(Data extracted from a collection)
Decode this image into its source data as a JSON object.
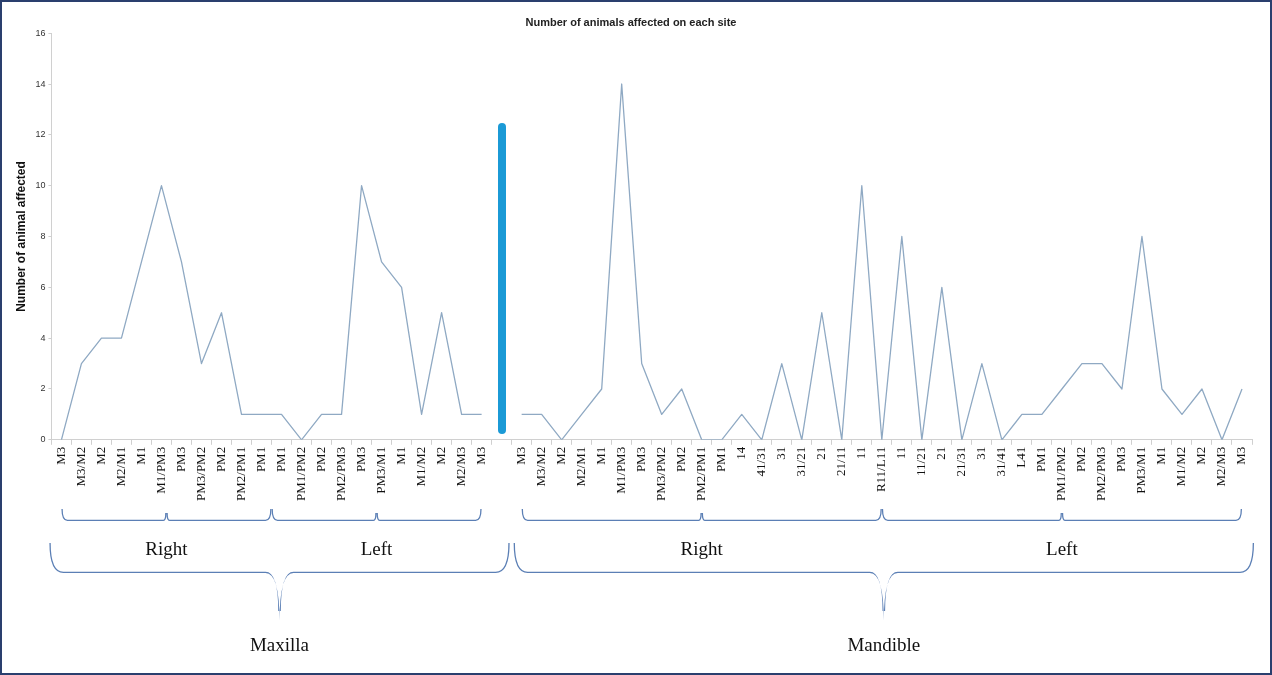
{
  "chart_data": {
    "type": "line",
    "title": "Number of animals affected on each site",
    "ylabel": "Number of animal affected",
    "categories": [
      "M3",
      "M3/M2",
      "M2",
      "M2/M1",
      "M1",
      "M1/PM3",
      "PM3",
      "PM3/PM2",
      "PM2",
      "PM2/PM1",
      "PM1",
      "PM1",
      "PM1/PM2",
      "PM2",
      "PM2/PM3",
      "PM3",
      "PM3/M1",
      "M1",
      "M1/M2",
      "M2",
      "M2/M3",
      "M3",
      null,
      "M3",
      "M3/M2",
      "M2",
      "M2/M1",
      "M1",
      "M1/PM3",
      "PM3",
      "PM3/PM2",
      "PM2",
      "PM2/PM1",
      "PM1",
      "14",
      "41/31",
      "31",
      "31/21",
      "21",
      "21/11",
      "11",
      "R11/L11",
      "11",
      "11/21",
      "21",
      "21/31",
      "31",
      "31/41",
      "L41",
      "PM1",
      "PM1/PM2",
      "PM2",
      "PM2/PM3",
      "PM3",
      "PM3/M1",
      "M1",
      "M1/M2",
      "M2",
      "M2/M3",
      "M3"
    ],
    "series": [
      {
        "color": "#8fa9c3",
        "values": [
          0,
          3,
          4,
          4,
          7,
          10,
          7,
          3,
          5,
          1,
          1,
          1,
          0,
          1,
          1,
          10,
          7,
          6,
          1,
          5,
          1,
          1,
          null,
          1,
          1,
          0,
          1,
          2,
          14,
          3,
          1,
          2,
          0,
          0,
          1,
          0,
          3,
          0,
          5,
          0,
          10,
          0,
          8,
          0,
          6,
          0,
          3,
          0,
          1,
          1,
          2,
          3,
          3,
          2,
          8,
          2,
          1,
          2,
          0,
          2
        ]
      }
    ],
    "ylim": [
      0,
      16
    ],
    "yticks": [
      0,
      2,
      4,
      6,
      8,
      10,
      12,
      14,
      16
    ],
    "marker": "none",
    "annotations": [
      "Right",
      "Left",
      "Right",
      "Left",
      "Maxilla",
      "Mandible"
    ]
  }
}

- TASK OBJECTIVE
Copy the listing in full and without alteration, omitting every picture.

- RESULT
Decode this image into its source data as a JSON object.
{
  "chart_data": {
    "type": "line",
    "title": "Number of animals affected on each site",
    "ylabel": "Number of animal affected",
    "categories": [
      "M3",
      "M3/M2",
      "M2",
      "M2/M1",
      "M1",
      "M1/PM3",
      "PM3",
      "PM3/PM2",
      "PM2",
      "PM2/PM1",
      "PM1",
      "PM1",
      "PM1/PM2",
      "PM2",
      "PM2/PM3",
      "PM3",
      "PM3/M1",
      "M1",
      "M1/M2",
      "M2",
      "M2/M3",
      "M3",
      null,
      "M3",
      "M3/M2",
      "M2",
      "M2/M1",
      "M1",
      "M1/PM3",
      "PM3",
      "PM3/PM2",
      "PM2",
      "PM2/PM1",
      "PM1",
      "14",
      "41/31",
      "31",
      "31/21",
      "21",
      "21/11",
      "11",
      "R11/L11",
      "11",
      "11/21",
      "21",
      "21/31",
      "31",
      "31/41",
      "L41",
      "PM1",
      "PM1/PM2",
      "PM2",
      "PM2/PM3",
      "PM3",
      "PM3/M1",
      "M1",
      "M1/M2",
      "M2",
      "M2/M3",
      "M3"
    ],
    "series": [
      {
        "color": "#8fa9c3",
        "values": [
          0,
          3,
          4,
          4,
          7,
          10,
          7,
          3,
          5,
          1,
          1,
          1,
          0,
          1,
          1,
          10,
          7,
          6,
          1,
          5,
          1,
          1,
          null,
          1,
          1,
          0,
          1,
          2,
          14,
          3,
          1,
          2,
          0,
          0,
          1,
          0,
          3,
          0,
          5,
          0,
          10,
          0,
          8,
          0,
          6,
          0,
          3,
          0,
          1,
          1,
          2,
          3,
          3,
          2,
          8,
          2,
          1,
          2,
          0,
          2
        ]
      }
    ],
    "ylim": [
      0,
      16
    ],
    "yticks": [
      0,
      2,
      4,
      6,
      8,
      10,
      12,
      14,
      16
    ],
    "marker": "none",
    "annotations": [
      "Right",
      "Left",
      "Right",
      "Left",
      "Maxilla",
      "Mandible"
    ]
  }
}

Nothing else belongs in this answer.